A guy doesn’t have to be a bad guy for you to fall out of love with him. Sometimes you drift apart as you go through life stages and then you start seeing the incompatibilities that you ignored at the beginning.

From what you’ve written, he feels embarrassed/ashamed of his upbringing and doesn’t like it when you keep bringing the fact up that you had better life opportunities than him. It sounds like you’re covertly implying you could both have had a much better life if only he’d had the same upbringing as you. An upbringing he had no control over. He wasn’t “born into it” like you. No wonder he’s defensive and tries to justify himself and minimise the differences between you. It sounds like you look down on him.

That’s how it reads to me anyway.

Sorry @DatingDinosaur but I found your comment extremely unhelpful. OPs story has got more red flags than a communist parade, but you're minimising the situation to a borderline insane extent!! This isn't just "sometimes you fall out of love", OPs ex-husband is clearly a gaslighting abuser.

+ + + + +

- [TASKS FOR THIS EXERCISE]:
1. Reproduce the stretch of the forum discussion from "A guy doesn’t" through "to me anyway.".
2. Using the forum discussion, state whether each statement agrees with it, and support each yes or no with the deciding words quoted exactly: (a) The opening comment holds that a man must be a bad person for someone to fall out of love with him. (b) The comment addressed to @DatingDinosaur calls OP's ex-husband a gaslighting abuser. (c) The comment addressed to @DatingDinosaur describes the earlier comment as helpful.

+ + + + +

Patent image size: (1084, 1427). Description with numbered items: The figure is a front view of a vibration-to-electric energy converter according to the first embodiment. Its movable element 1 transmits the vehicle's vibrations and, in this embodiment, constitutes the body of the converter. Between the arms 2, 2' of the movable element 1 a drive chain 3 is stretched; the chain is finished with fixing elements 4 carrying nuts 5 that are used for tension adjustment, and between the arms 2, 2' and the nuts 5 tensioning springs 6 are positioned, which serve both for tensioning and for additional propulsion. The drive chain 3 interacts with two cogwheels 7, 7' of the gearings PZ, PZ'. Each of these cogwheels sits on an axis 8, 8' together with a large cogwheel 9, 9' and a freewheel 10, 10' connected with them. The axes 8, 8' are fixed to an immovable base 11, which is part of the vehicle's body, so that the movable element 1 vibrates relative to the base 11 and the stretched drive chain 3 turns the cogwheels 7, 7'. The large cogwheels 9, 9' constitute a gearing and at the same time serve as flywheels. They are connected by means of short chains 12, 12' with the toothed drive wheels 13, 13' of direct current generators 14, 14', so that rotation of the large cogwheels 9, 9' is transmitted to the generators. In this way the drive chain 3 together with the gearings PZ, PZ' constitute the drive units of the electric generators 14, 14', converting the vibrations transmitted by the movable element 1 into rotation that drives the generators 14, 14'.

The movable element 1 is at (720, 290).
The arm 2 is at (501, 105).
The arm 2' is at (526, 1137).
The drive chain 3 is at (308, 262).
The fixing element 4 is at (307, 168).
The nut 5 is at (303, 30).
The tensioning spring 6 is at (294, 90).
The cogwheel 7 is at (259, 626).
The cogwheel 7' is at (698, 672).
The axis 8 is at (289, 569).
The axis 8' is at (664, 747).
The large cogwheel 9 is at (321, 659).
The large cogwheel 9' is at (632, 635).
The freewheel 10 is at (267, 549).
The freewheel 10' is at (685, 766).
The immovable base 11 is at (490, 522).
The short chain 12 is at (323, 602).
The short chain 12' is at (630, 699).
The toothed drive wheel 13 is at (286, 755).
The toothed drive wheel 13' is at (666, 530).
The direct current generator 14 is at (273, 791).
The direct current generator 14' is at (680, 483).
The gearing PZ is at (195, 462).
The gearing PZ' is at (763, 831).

+ + + + +

- [SOLUTIONS TO THE PROBLEMS]:
1.
A guy doesn’t have to be a bad guy for you to fall out of love with him. Sometimes you drift apart as you go through life stages and then you start seeing the incompatibilities that you ignored at the beginning.

From what you’ve written, he feels embarrassed/ashamed of his upbringing and doesn’t like it when you keep bringing the fact up that you had better life opportunities than him. It sounds like you’re covertly implying you could both have had a much better life if only he’d had the same upbringing as you. An upbringing he had no control over. He wasn’t “born into it” like you. No wonder he’s defensive and tries to justify himself and minimise the differences between you. It sounds like you look down on him.

That’s how it reads to me anyway.

2.
(a) No: "A guy doesn’t have to be a bad guy for you to fall out of love with him."
(b) Yes: "OPs ex-husband is clearly a gaslighting abuser."
(c) No: "I found your comment extremely unhelpful."